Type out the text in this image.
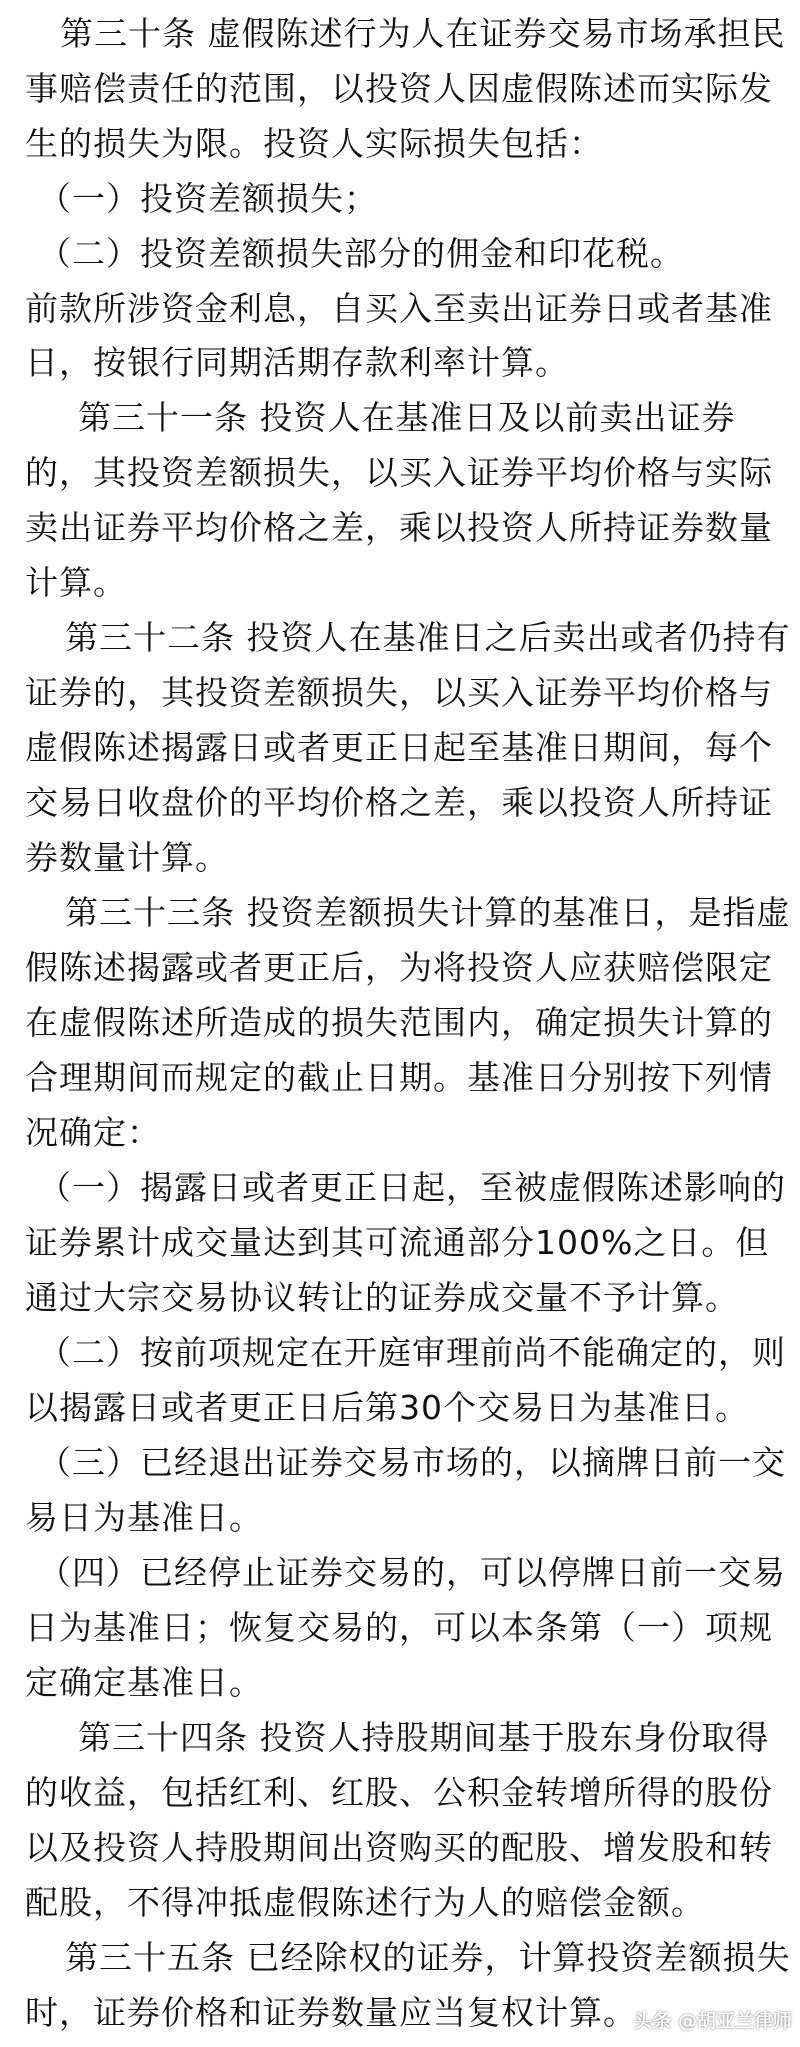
第三十条 虚假陈述行为人在证券交易市场承担民
事赔偿责任的范围，以投资人因虚假陈述而实际发
生的损失为限。投资人实际损失包括：
（一）投资差额损失；
（二）投资差额损失部分的佣金和印花税。
前款所涉资金利息，自买入至卖出证券日或者基准
日，按银行同期活期存款利率计算。
第三十一条 投资人在基准日及以前卖出证券
的，其投资差额损失，以买入证券平均价格与实际
卖出证券平均价格之差，乘以投资人所持证券数量
计算。
第三十二条 投资人在基准日之后卖出或者仍持有
证券的，其投资差额损失，以买入证券平均价格与
虚假陈述揭露日或者更正日起至基准日期间，每个
交易日收盘价的平均价格之差，乘以投资人所持证
券数量计算。
第三十三条 投资差额损失计算的基准日，是指虚
假陈述揭露或者更正后，为将投资人应获赔偿限定
在虚假陈述所造成的损失范围内，确定损失计算的
合理期间而规定的截止日期。基准日分别按下列情
况确定：
（一）揭露日或者更正日起，至被虚假陈述影响的
证券累计成交量达到其可流通部分100%之日。但
通过大宗交易协议转让的证券成交量不予计算。
（二）按前项规定在开庭审理前尚不能确定的，则
以揭露日或者更正日后第30个交易日为基准日。
（三）已经退出证券交易市场的，以摘牌日前一交
易日为基准日。
（四）已经停止证券交易的，可以停牌日前一交易
日为基准日；恢复交易的，可以本条第（一）项规
定确定基准日。
第三十四条 投资人持股期间基于股东身份取得
的收益，包括红利、红股、公积金转增所得的股份
以及投资人持股期间出资购买的配股、增发股和转
配股，不得冲抵虚假陈述行为人的赔偿金额。
第三十五条 已经除权的证券，计算投资差额损失
时，证券价格和证券数量应当复权计算。
头条 @胡亚兰律师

________________________________________

* [DIRECTIVE]:
Keep the pictures out of your copy, and repeat every entry above exactly.

* [THE ANSWER]:
Type out the text in this image.
第三十条 虚假陈述行为人在证券交易市场承担民
事赔偿责任的范围，以投资人因虚假陈述而实际发
生的损失为限。投资人实际损失包括：
（一）投资差额损失；
（二）投资差额损失部分的佣金和印花税。
前款所涉资金利息，自买入至卖出证券日或者基准
日，按银行同期活期存款利率计算。
第三十一条 投资人在基准日及以前卖出证券
的，其投资差额损失，以买入证券平均价格与实际
卖出证券平均价格之差，乘以投资人所持证券数量
计算。
第三十二条 投资人在基准日之后卖出或者仍持有
证券的，其投资差额损失，以买入证券平均价格与
虚假陈述揭露日或者更正日起至基准日期间，每个
交易日收盘价的平均价格之差，乘以投资人所持证
券数量计算。
第三十三条 投资差额损失计算的基准日，是指虚
假陈述揭露或者更正后，为将投资人应获赔偿限定
在虚假陈述所造成的损失范围内，确定损失计算的
合理期间而规定的截止日期。基准日分别按下列情
况确定：
（一）揭露日或者更正日起，至被虚假陈述影响的
证券累计成交量达到其可流通部分100%之日。但
通过大宗交易协议转让的证券成交量不予计算。
（二）按前项规定在开庭审理前尚不能确定的，则
以揭露日或者更正日后第30个交易日为基准日。
（三）已经退出证券交易市场的，以摘牌日前一交
易日为基准日。
（四）已经停止证券交易的，可以停牌日前一交易
日为基准日；恢复交易的，可以本条第（一）项规
定确定基准日。
第三十四条 投资人持股期间基于股东身份取得
的收益，包括红利、红股、公积金转增所得的股份
以及投资人持股期间出资购买的配股、增发股和转
配股，不得冲抵虚假陈述行为人的赔偿金额。
第三十五条 已经除权的证券，计算投资差额损失
时，证券价格和证券数量应当复权计算。
头条 @胡亚兰律师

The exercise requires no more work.